§ Given task
Exactly as written, quote every line that follows, skipping the images.

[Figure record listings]
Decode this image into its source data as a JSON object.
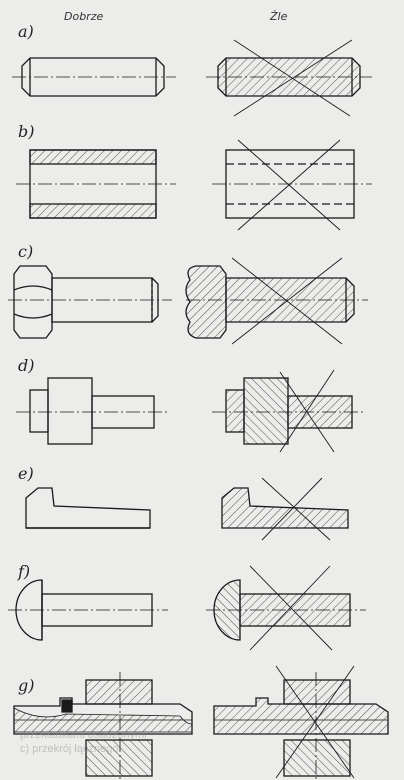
{
  "headers": {
    "good": "Dobrze",
    "bad": "Źle"
  },
  "labels": [
    "a)",
    "b)",
    "c)",
    "d)",
    "e)",
    "f)",
    "g)"
  ],
  "footer_bleed": {
    "line1": "przekładkami osadzonymi",
    "line2": "c) przekrój łącznego"
  },
  "colors": {
    "ink": "#1a1a1a",
    "paper": "#ececea",
    "hatch": "#2a2a2a"
  }
}
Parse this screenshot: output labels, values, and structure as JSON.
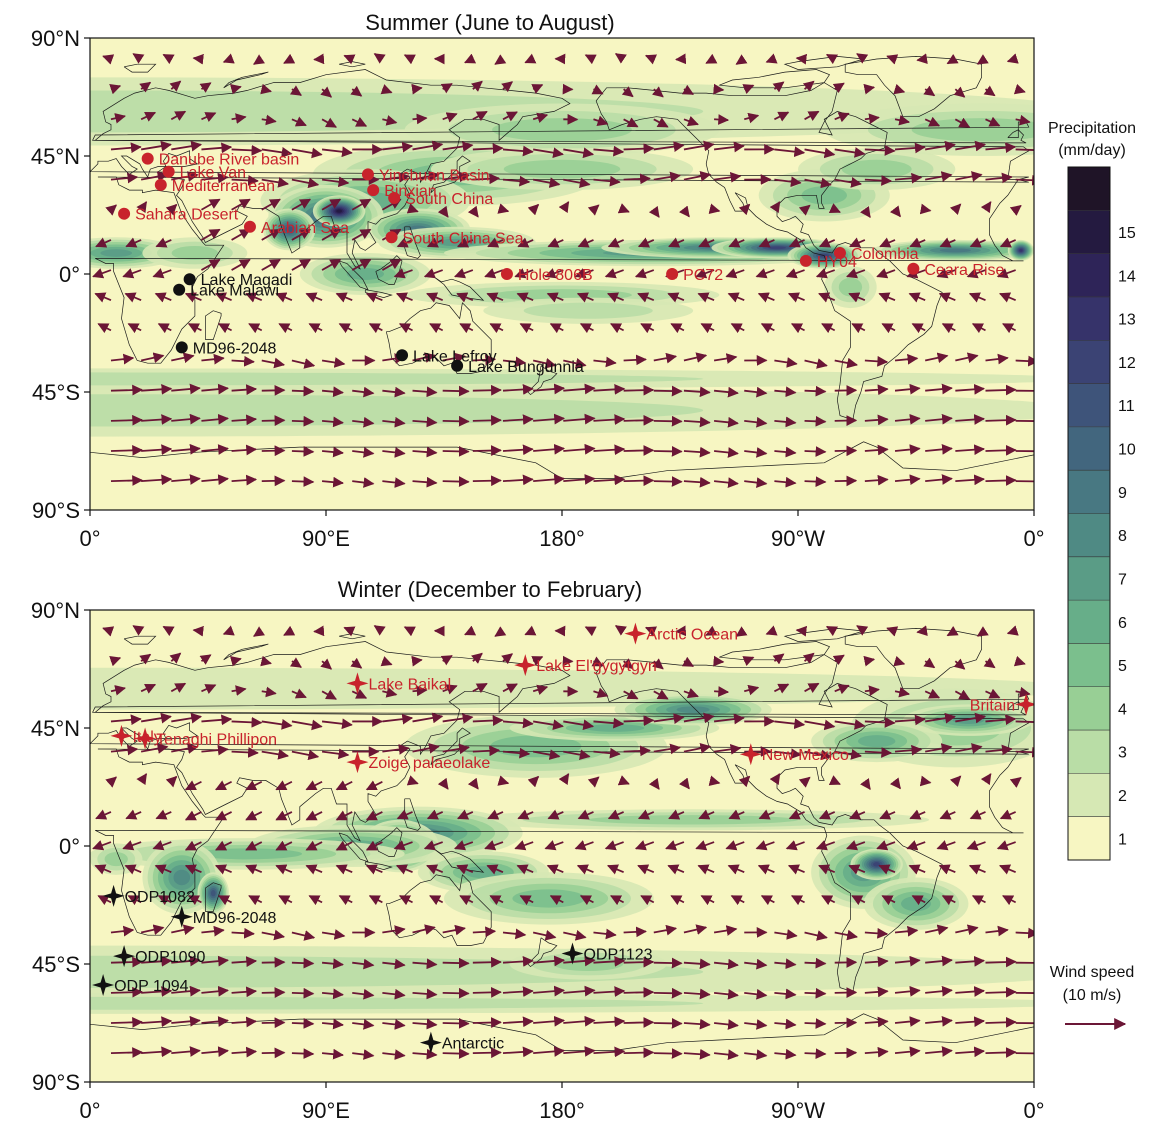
{
  "colors": {
    "red_site": "#c8232c",
    "black_site": "#111111",
    "wind_arrow": "#6b1636",
    "coast": "#1a1a1a",
    "precip_scale": [
      "#f7f6c2",
      "#d6e8b4",
      "#b9dda6",
      "#98cf95",
      "#7bbf8d",
      "#67ae89",
      "#5a9c86",
      "#4f8a84",
      "#487882",
      "#42667e",
      "#3e547a",
      "#3b4374",
      "#36336a",
      "#2e2458",
      "#241a40",
      "#1f1427"
    ]
  },
  "panels": [
    {
      "id": "summer",
      "title": "Summer (June to August)",
      "y_ticks": [
        "90°N",
        "45°N",
        "0°",
        "45°S",
        "90°S"
      ],
      "x_ticks": [
        "0°",
        "90°E",
        "180°",
        "90°W",
        "0°"
      ],
      "sites": [
        {
          "name": "Danube River basin",
          "lon": 22,
          "lat": 44,
          "marker": "dot",
          "color": "red"
        },
        {
          "name": "Lake Van",
          "lon": 30,
          "lat": 39,
          "marker": "dot",
          "color": "red"
        },
        {
          "name": "Mediterranean",
          "lon": 27,
          "lat": 34,
          "marker": "dot",
          "color": "red"
        },
        {
          "name": "Sahara Desert",
          "lon": 13,
          "lat": 23,
          "marker": "dot",
          "color": "red"
        },
        {
          "name": "Arabian Sea",
          "lon": 61,
          "lat": 18,
          "marker": "dot",
          "color": "red"
        },
        {
          "name": "Binxian",
          "lon": 108,
          "lat": 32,
          "marker": "dot",
          "color": "red"
        },
        {
          "name": "Yinchuan Basin",
          "lon": 106,
          "lat": 38,
          "marker": "dot",
          "color": "red"
        },
        {
          "name": "South China",
          "lon": 116,
          "lat": 29,
          "marker": "dot",
          "color": "red"
        },
        {
          "name": "South China Sea",
          "lon": 115,
          "lat": 14,
          "marker": "dot",
          "color": "red"
        },
        {
          "name": "Hole 806B",
          "lon": 159,
          "lat": 0,
          "marker": "dot",
          "color": "red"
        },
        {
          "name": "PC72",
          "lon": 222,
          "lat": 0,
          "marker": "dot",
          "color": "red"
        },
        {
          "name": "HY04",
          "lon": 273,
          "lat": 5,
          "marker": "dot",
          "color": "red"
        },
        {
          "name": "Colombia",
          "lon": 286,
          "lat": 8,
          "marker": "dot",
          "color": "red"
        },
        {
          "name": "Ceara Rise",
          "lon": 314,
          "lat": 2,
          "marker": "dot",
          "color": "red"
        },
        {
          "name": "Lake Magadi",
          "lon": 38,
          "lat": -2,
          "marker": "dot",
          "color": "black"
        },
        {
          "name": "Lake Malawi",
          "lon": 34,
          "lat": -6,
          "marker": "dot",
          "color": "black"
        },
        {
          "name": "MD96-2048",
          "lon": 35,
          "lat": -28,
          "marker": "dot",
          "color": "black"
        },
        {
          "name": "Lake Lefroy",
          "lon": 119,
          "lat": -31,
          "marker": "dot",
          "color": "black"
        },
        {
          "name": "Lake Bungunnia",
          "lon": 140,
          "lat": -35,
          "marker": "dot",
          "color": "black"
        }
      ]
    },
    {
      "id": "winter",
      "title": "Winter (December to February)",
      "y_ticks": [
        "90°N",
        "45°N",
        "0°",
        "45°S",
        "90°S"
      ],
      "x_ticks": [
        "0°",
        "90°E",
        "180°",
        "90°W",
        "0°"
      ],
      "sites": [
        {
          "name": "Arctic Ocean",
          "lon": 208,
          "lat": 81,
          "marker": "star",
          "color": "red"
        },
        {
          "name": "Lake El'gygytgyn",
          "lon": 166,
          "lat": 69,
          "marker": "star",
          "color": "red"
        },
        {
          "name": "Lake Baikal",
          "lon": 102,
          "lat": 62,
          "marker": "star",
          "color": "red"
        },
        {
          "name": "Britain",
          "lon": 357,
          "lat": 54,
          "marker": "star",
          "color": "red"
        },
        {
          "name": "Italy",
          "lon": 12,
          "lat": 42,
          "marker": "star",
          "color": "red"
        },
        {
          "name": "Tenaghi Phillipon",
          "lon": 21,
          "lat": 41,
          "marker": "star",
          "color": "red"
        },
        {
          "name": "New Mexico",
          "lon": 252,
          "lat": 35,
          "marker": "star",
          "color": "red"
        },
        {
          "name": "Zoige palaeolake",
          "lon": 102,
          "lat": 32,
          "marker": "star",
          "color": "red"
        },
        {
          "name": "ODP1082",
          "lon": 9,
          "lat": -19,
          "marker": "star",
          "color": "black"
        },
        {
          "name": "MD96-2048",
          "lon": 35,
          "lat": -27,
          "marker": "star",
          "color": "black"
        },
        {
          "name": "ODP1123",
          "lon": 184,
          "lat": -41,
          "marker": "star",
          "color": "black"
        },
        {
          "name": "ODP1090",
          "lon": 13,
          "lat": -42,
          "marker": "star",
          "color": "black"
        },
        {
          "name": "ODP 1094",
          "lon": 5,
          "lat": -53,
          "marker": "star",
          "color": "black"
        },
        {
          "name": "Antarctic",
          "lon": 130,
          "lat": -75,
          "marker": "star",
          "color": "black"
        }
      ]
    }
  ],
  "legend": {
    "precip_title_line1": "Precipitation",
    "precip_title_line2": "(mm/day)",
    "precip_levels": [
      "1",
      "2",
      "3",
      "4",
      "5",
      "6",
      "7",
      "8",
      "9",
      "10",
      "11",
      "12",
      "13",
      "14",
      "15"
    ],
    "wind_title_line1": "Wind speed",
    "wind_title_line2": "(10 m/s)"
  }
}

§ Written solution
Decode this image into its source data as a JSON object.
{
  "headers": {
    "good": "Dobrze",
    "bad": "Źle"
  },
  "labels": [
    "a)",
    "b)",
    "c)",
    "d)",
    "e)",
    "f)",
    "g)"
  ],
  "footer_bleed": {
    "line1": "przekładkami osadzonymi",
    "line2": "c) przekrój łącznego"
  },
  "colors": {
    "ink": "#1a1a1a",
    "paper": "#ececea",
    "hatch": "#2a2a2a"
  }
}
Parse this screenshot: output labels, values, and structure as JSON.
{
  "colors": {
    "red_site": "#c8232c",
    "black_site": "#111111",
    "wind_arrow": "#6b1636",
    "coast": "#1a1a1a",
    "precip_scale": [
      "#f7f6c2",
      "#d6e8b4",
      "#b9dda6",
      "#98cf95",
      "#7bbf8d",
      "#67ae89",
      "#5a9c86",
      "#4f8a84",
      "#487882",
      "#42667e",
      "#3e547a",
      "#3b4374",
      "#36336a",
      "#2e2458",
      "#241a40",
      "#1f1427"
    ]
  },
  "panels": [
    {
      "id": "summer",
      "title": "Summer (June to August)",
      "y_ticks": [
        "90°N",
        "45°N",
        "0°",
        "45°S",
        "90°S"
      ],
      "x_ticks": [
        "0°",
        "90°E",
        "180°",
        "90°W",
        "0°"
      ],
      "sites": [
        {
          "name": "Danube River basin",
          "lon": 22,
          "lat": 44,
          "marker": "dot",
          "color": "red"
        },
        {
          "name": "Lake Van",
          "lon": 30,
          "lat": 39,
          "marker": "dot",
          "color": "red"
        },
        {
          "name": "Mediterranean",
          "lon": 27,
          "lat": 34,
          "marker": "dot",
          "color": "red"
        },
        {
          "name": "Sahara Desert",
          "lon": 13,
          "lat": 23,
          "marker": "dot",
          "color": "red"
        },
        {
          "name": "Arabian Sea",
          "lon": 61,
          "lat": 18,
          "marker": "dot",
          "color": "red"
        },
        {
          "name": "Binxian",
          "lon": 108,
          "lat": 32,
          "marker": "dot",
          "color": "red"
        },
        {
          "name": "Yinchuan Basin",
          "lon": 106,
          "lat": 38,
          "marker": "dot",
          "color": "red"
        },
        {
          "name": "South China",
          "lon": 116,
          "lat": 29,
          "marker": "dot",
          "color": "red"
        },
        {
          "name": "South China Sea",
          "lon": 115,
          "lat": 14,
          "marker": "dot",
          "color": "red"
        },
        {
          "name": "Hole 806B",
          "lon": 159,
          "lat": 0,
          "marker": "dot",
          "color": "red"
        },
        {
          "name": "PC72",
          "lon": 222,
          "lat": 0,
          "marker": "dot",
          "color": "red"
        },
        {
          "name": "HY04",
          "lon": 273,
          "lat": 5,
          "marker": "dot",
          "color": "red"
        },
        {
          "name": "Colombia",
          "lon": 286,
          "lat": 8,
          "marker": "dot",
          "color": "red"
        },
        {
          "name": "Ceara Rise",
          "lon": 314,
          "lat": 2,
          "marker": "dot",
          "color": "red"
        },
        {
          "name": "Lake Magadi",
          "lon": 38,
          "lat": -2,
          "marker": "dot",
          "color": "black"
        },
        {
          "name": "Lake Malawi",
          "lon": 34,
          "lat": -6,
          "marker": "dot",
          "color": "black"
        },
        {
          "name": "MD96-2048",
          "lon": 35,
          "lat": -28,
          "marker": "dot",
          "color": "black"
        },
        {
          "name": "Lake Lefroy",
          "lon": 119,
          "lat": -31,
          "marker": "dot",
          "color": "black"
        },
        {
          "name": "Lake Bungunnia",
          "lon": 140,
          "lat": -35,
          "marker": "dot",
          "color": "black"
        }
      ]
    },
    {
      "id": "winter",
      "title": "Winter (December to February)",
      "y_ticks": [
        "90°N",
        "45°N",
        "0°",
        "45°S",
        "90°S"
      ],
      "x_ticks": [
        "0°",
        "90°E",
        "180°",
        "90°W",
        "0°"
      ],
      "sites": [
        {
          "name": "Arctic Ocean",
          "lon": 208,
          "lat": 81,
          "marker": "star",
          "color": "red"
        },
        {
          "name": "Lake El'gygytgyn",
          "lon": 166,
          "lat": 69,
          "marker": "star",
          "color": "red"
        },
        {
          "name": "Lake Baikal",
          "lon": 102,
          "lat": 62,
          "marker": "star",
          "color": "red"
        },
        {
          "name": "Britain",
          "lon": 357,
          "lat": 54,
          "marker": "star",
          "color": "red"
        },
        {
          "name": "Italy",
          "lon": 12,
          "lat": 42,
          "marker": "star",
          "color": "red"
        },
        {
          "name": "Tenaghi Phillipon",
          "lon": 21,
          "lat": 41,
          "marker": "star",
          "color": "red"
        },
        {
          "name": "New Mexico",
          "lon": 252,
          "lat": 35,
          "marker": "star",
          "color": "red"
        },
        {
          "name": "Zoige palaeolake",
          "lon": 102,
          "lat": 32,
          "marker": "star",
          "color": "red"
        },
        {
          "name": "ODP1082",
          "lon": 9,
          "lat": -19,
          "marker": "star",
          "color": "black"
        },
        {
          "name": "MD96-2048",
          "lon": 35,
          "lat": -27,
          "marker": "star",
          "color": "black"
        },
        {
          "name": "ODP1123",
          "lon": 184,
          "lat": -41,
          "marker": "star",
          "color": "black"
        },
        {
          "name": "ODP1090",
          "lon": 13,
          "lat": -42,
          "marker": "star",
          "color": "black"
        },
        {
          "name": "ODP 1094",
          "lon": 5,
          "lat": -53,
          "marker": "star",
          "color": "black"
        },
        {
          "name": "Antarctic",
          "lon": 130,
          "lat": -75,
          "marker": "star",
          "color": "black"
        }
      ]
    }
  ],
  "legend": {
    "precip_title_line1": "Precipitation",
    "precip_title_line2": "(mm/day)",
    "precip_levels": [
      "1",
      "2",
      "3",
      "4",
      "5",
      "6",
      "7",
      "8",
      "9",
      "10",
      "11",
      "12",
      "13",
      "14",
      "15"
    ],
    "wind_title_line1": "Wind speed",
    "wind_title_line2": "(10 m/s)"
  }
}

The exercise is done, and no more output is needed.